# [EXERCISE INPUTS]
━━━━━━

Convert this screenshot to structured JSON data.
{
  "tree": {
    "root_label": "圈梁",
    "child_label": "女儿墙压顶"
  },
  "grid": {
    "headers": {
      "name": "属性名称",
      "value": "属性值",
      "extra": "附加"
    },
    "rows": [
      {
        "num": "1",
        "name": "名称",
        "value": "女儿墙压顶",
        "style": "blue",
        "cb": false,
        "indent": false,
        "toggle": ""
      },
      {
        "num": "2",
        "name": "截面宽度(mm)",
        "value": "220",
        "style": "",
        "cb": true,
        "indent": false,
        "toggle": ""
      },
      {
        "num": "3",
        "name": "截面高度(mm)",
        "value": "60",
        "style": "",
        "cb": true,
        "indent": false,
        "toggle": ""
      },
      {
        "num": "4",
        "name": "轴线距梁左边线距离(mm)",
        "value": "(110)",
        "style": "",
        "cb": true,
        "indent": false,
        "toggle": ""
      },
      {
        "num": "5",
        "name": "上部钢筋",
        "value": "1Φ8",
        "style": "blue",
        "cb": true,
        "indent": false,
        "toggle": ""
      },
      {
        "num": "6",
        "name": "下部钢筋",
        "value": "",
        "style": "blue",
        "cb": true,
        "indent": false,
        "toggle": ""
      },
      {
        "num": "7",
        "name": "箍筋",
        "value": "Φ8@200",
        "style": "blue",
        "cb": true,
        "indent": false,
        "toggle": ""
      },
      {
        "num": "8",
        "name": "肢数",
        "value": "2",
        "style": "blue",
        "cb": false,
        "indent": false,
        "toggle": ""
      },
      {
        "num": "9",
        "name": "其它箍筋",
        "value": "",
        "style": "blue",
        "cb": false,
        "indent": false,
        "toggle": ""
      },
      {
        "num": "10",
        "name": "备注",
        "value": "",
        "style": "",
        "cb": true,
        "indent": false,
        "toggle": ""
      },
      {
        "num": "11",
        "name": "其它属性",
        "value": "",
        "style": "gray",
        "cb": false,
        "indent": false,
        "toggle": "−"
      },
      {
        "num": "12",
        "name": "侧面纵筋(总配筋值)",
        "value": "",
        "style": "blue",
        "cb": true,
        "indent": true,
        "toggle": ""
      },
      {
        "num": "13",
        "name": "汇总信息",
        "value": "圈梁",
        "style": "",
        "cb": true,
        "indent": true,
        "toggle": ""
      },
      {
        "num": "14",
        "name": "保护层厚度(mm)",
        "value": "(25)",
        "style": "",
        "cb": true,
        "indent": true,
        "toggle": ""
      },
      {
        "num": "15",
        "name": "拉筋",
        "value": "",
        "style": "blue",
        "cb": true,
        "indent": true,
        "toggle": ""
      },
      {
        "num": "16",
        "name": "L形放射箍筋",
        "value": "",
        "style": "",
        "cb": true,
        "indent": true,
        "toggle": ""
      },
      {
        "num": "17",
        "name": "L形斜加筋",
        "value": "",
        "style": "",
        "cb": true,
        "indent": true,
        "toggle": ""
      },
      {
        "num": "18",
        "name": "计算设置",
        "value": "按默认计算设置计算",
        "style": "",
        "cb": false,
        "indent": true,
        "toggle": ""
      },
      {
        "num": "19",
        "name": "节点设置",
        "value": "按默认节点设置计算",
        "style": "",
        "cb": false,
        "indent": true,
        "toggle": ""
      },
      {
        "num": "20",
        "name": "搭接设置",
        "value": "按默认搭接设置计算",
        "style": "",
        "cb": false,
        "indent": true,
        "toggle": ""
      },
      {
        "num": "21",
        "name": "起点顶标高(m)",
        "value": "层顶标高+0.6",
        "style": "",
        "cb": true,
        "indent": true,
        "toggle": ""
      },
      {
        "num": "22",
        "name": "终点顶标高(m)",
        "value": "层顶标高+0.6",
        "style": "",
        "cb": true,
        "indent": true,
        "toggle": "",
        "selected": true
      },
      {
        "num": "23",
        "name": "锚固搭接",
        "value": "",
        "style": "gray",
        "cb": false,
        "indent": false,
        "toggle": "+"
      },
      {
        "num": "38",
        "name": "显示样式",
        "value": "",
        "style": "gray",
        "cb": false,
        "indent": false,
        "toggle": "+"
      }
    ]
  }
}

━━━━━━

# [REQUIREMENT]
Transcribe the entire listing above precisely.

# [ANSWER TO THIS PROBLEM]
Convert this screenshot to structured JSON data.
{
  "tree": {
    "root_label": "圈梁",
    "child_label": "女儿墙压顶"
  },
  "grid": {
    "headers": {
      "name": "属性名称",
      "value": "属性值",
      "extra": "附加"
    },
    "rows": [
      {
        "num": "1",
        "name": "名称",
        "value": "女儿墙压顶",
        "style": "blue",
        "cb": false,
        "indent": false,
        "toggle": ""
      },
      {
        "num": "2",
        "name": "截面宽度(mm)",
        "value": "220",
        "style": "",
        "cb": true,
        "indent": false,
        "toggle": ""
      },
      {
        "num": "3",
        "name": "截面高度(mm)",
        "value": "60",
        "style": "",
        "cb": true,
        "indent": false,
        "toggle": ""
      },
      {
        "num": "4",
        "name": "轴线距梁左边线距离(mm)",
        "value": "(110)",
        "style": "",
        "cb": true,
        "indent": false,
        "toggle": ""
      },
      {
        "num": "5",
        "name": "上部钢筋",
        "value": "1Φ8",
        "style": "blue",
        "cb": true,
        "indent": false,
        "toggle": ""
      },
      {
        "num": "6",
        "name": "下部钢筋",
        "value": "",
        "style": "blue",
        "cb": true,
        "indent": false,
        "toggle": ""
      },
      {
        "num": "7",
        "name": "箍筋",
        "value": "Φ8@200",
        "style": "blue",
        "cb": true,
        "indent": false,
        "toggle": ""
      },
      {
        "num": "8",
        "name": "肢数",
        "value": "2",
        "style": "blue",
        "cb": false,
        "indent": false,
        "toggle": ""
      },
      {
        "num": "9",
        "name": "其它箍筋",
        "value": "",
        "style": "blue",
        "cb": false,
        "indent": false,
        "toggle": ""
      },
      {
        "num": "10",
        "name": "备注",
        "value": "",
        "style": "",
        "cb": true,
        "indent": false,
        "toggle": ""
      },
      {
        "num": "11",
        "name": "其它属性",
        "value": "",
        "style": "gray",
        "cb": false,
        "indent": false,
        "toggle": "−"
      },
      {
        "num": "12",
        "name": "侧面纵筋(总配筋值)",
        "value": "",
        "style": "blue",
        "cb": true,
        "indent": true,
        "toggle": ""
      },
      {
        "num": "13",
        "name": "汇总信息",
        "value": "圈梁",
        "style": "",
        "cb": true,
        "indent": true,
        "toggle": ""
      },
      {
        "num": "14",
        "name": "保护层厚度(mm)",
        "value": "(25)",
        "style": "",
        "cb": true,
        "indent": true,
        "toggle": ""
      },
      {
        "num": "15",
        "name": "拉筋",
        "value": "",
        "style": "blue",
        "cb": true,
        "indent": true,
        "toggle": ""
      },
      {
        "num": "16",
        "name": "L形放射箍筋",
        "value": "",
        "style": "",
        "cb": true,
        "indent": true,
        "toggle": ""
      },
      {
        "num": "17",
        "name": "L形斜加筋",
        "value": "",
        "style": "",
        "cb": true,
        "indent": true,
        "toggle": ""
      },
      {
        "num": "18",
        "name": "计算设置",
        "value": "按默认计算设置计算",
        "style": "",
        "cb": false,
        "indent": true,
        "toggle": ""
      },
      {
        "num": "19",
        "name": "节点设置",
        "value": "按默认节点设置计算",
        "style": "",
        "cb": false,
        "indent": true,
        "toggle": ""
      },
      {
        "num": "20",
        "name": "搭接设置",
        "value": "按默认搭接设置计算",
        "style": "",
        "cb": false,
        "indent": true,
        "toggle": ""
      },
      {
        "num": "21",
        "name": "起点顶标高(m)",
        "value": "层顶标高+0.6",
        "style": "",
        "cb": true,
        "indent": true,
        "toggle": ""
      },
      {
        "num": "22",
        "name": "终点顶标高(m)",
        "value": "层顶标高+0.6",
        "style": "",
        "cb": true,
        "indent": true,
        "toggle": "",
        "selected": true
      },
      {
        "num": "23",
        "name": "锚固搭接",
        "value": "",
        "style": "gray",
        "cb": false,
        "indent": false,
        "toggle": "+"
      },
      {
        "num": "38",
        "name": "显示样式",
        "value": "",
        "style": "gray",
        "cb": false,
        "indent": false,
        "toggle": "+"
      }
    ]
  }
}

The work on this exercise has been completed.